Items from a data source:
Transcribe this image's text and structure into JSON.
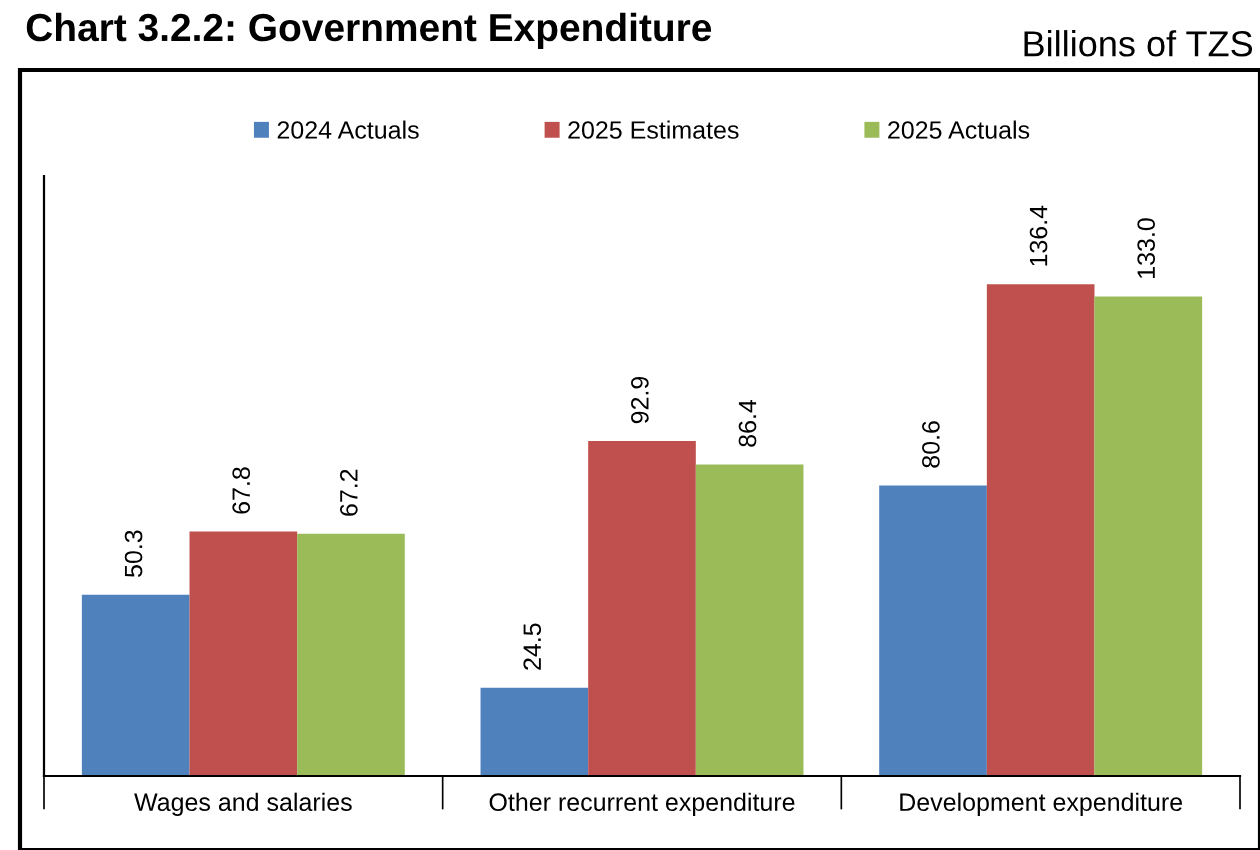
{
  "chart_data": {
    "type": "bar",
    "title": "Chart 3.2.2: Government Expenditure",
    "subtitle": "Billions of TZS",
    "categories": [
      "Wages and salaries",
      "Other recurrent expenditure",
      "Development expenditure"
    ],
    "series": [
      {
        "name": "2024 Actuals",
        "color": "#4f81bd",
        "values": [
          50.3,
          24.5,
          80.6
        ],
        "value_labels": [
          "50.3",
          "24.5",
          "80.6"
        ]
      },
      {
        "name": "2025 Estimates",
        "color": "#c0504d",
        "values": [
          67.8,
          92.9,
          136.4
        ],
        "value_labels": [
          "67.8",
          "92.9",
          "136.4"
        ]
      },
      {
        "name": "2025 Actuals",
        "color": "#9bbb59",
        "values": [
          67.2,
          86.4,
          133.0
        ],
        "value_labels": [
          "67.2",
          "86.4",
          "133.0"
        ]
      }
    ],
    "legend": "top",
    "grid": false,
    "relative": false
  }
}
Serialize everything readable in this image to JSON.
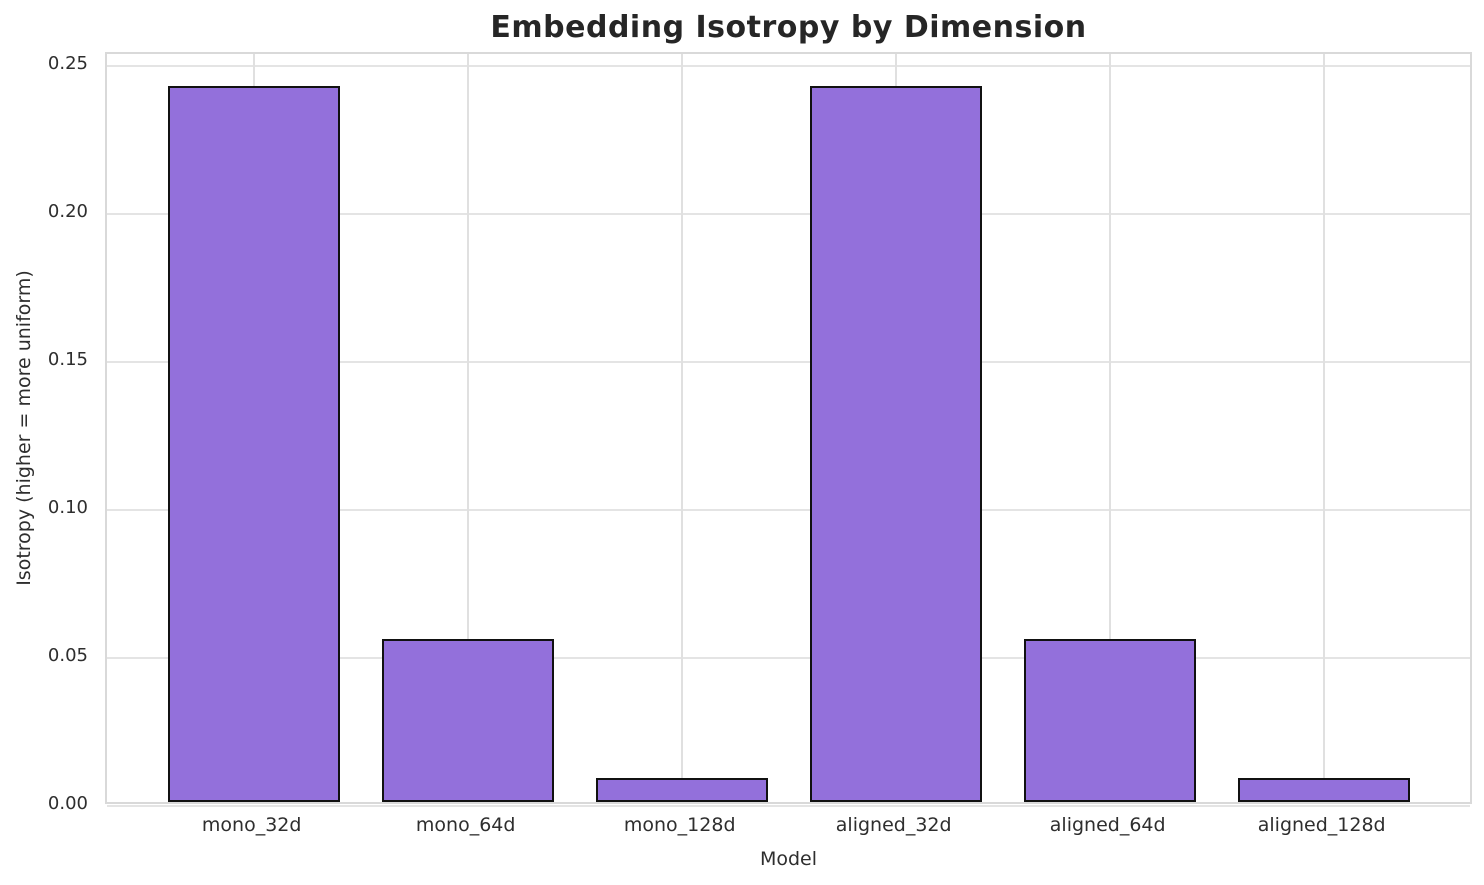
{
  "chart_data": {
    "type": "bar",
    "title": "Embedding Isotropy by Dimension",
    "xlabel": "Model",
    "ylabel": "Isotropy (higher = more uniform)",
    "categories": [
      "mono_32d",
      "mono_64d",
      "mono_128d",
      "aligned_32d",
      "aligned_64d",
      "aligned_128d"
    ],
    "values": [
      0.242,
      0.055,
      0.008,
      0.242,
      0.055,
      0.008
    ],
    "yticks": [
      0.0,
      0.05,
      0.1,
      0.15,
      0.2,
      0.25
    ],
    "ytick_labels": [
      "0.00",
      "0.05",
      "0.10",
      "0.15",
      "0.20",
      "0.25"
    ],
    "ylim": [
      0,
      0.2537
    ],
    "grid": true,
    "legend_position": "none",
    "colors": {
      "bar_fill": "#9370DB",
      "bar_edge": "#111111",
      "grid": "#e4e4e4",
      "spine": "#d9d9d9",
      "text": "#2e2e2e",
      "title": "#262626",
      "background": "#ffffff"
    }
  }
}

# Task details:
Reproduce, word for word, every line from the one that contains "Serialize everything readable" to the end of the data, including both ends; omit all pictures.

# Worked answer:
Serialize everything readable in this image to JSON.
{
  "chart_data": {
    "type": "bar",
    "title": "Embedding Isotropy by Dimension",
    "xlabel": "Model",
    "ylabel": "Isotropy (higher = more uniform)",
    "categories": [
      "mono_32d",
      "mono_64d",
      "mono_128d",
      "aligned_32d",
      "aligned_64d",
      "aligned_128d"
    ],
    "values": [
      0.242,
      0.055,
      0.008,
      0.242,
      0.055,
      0.008
    ],
    "yticks": [
      0.0,
      0.05,
      0.1,
      0.15,
      0.2,
      0.25
    ],
    "ytick_labels": [
      "0.00",
      "0.05",
      "0.10",
      "0.15",
      "0.20",
      "0.25"
    ],
    "ylim": [
      0,
      0.2537
    ],
    "grid": true,
    "legend_position": "none",
    "colors": {
      "bar_fill": "#9370DB",
      "bar_edge": "#111111",
      "grid": "#e4e4e4",
      "spine": "#d9d9d9",
      "text": "#2e2e2e",
      "title": "#262626",
      "background": "#ffffff"
    }
  }
}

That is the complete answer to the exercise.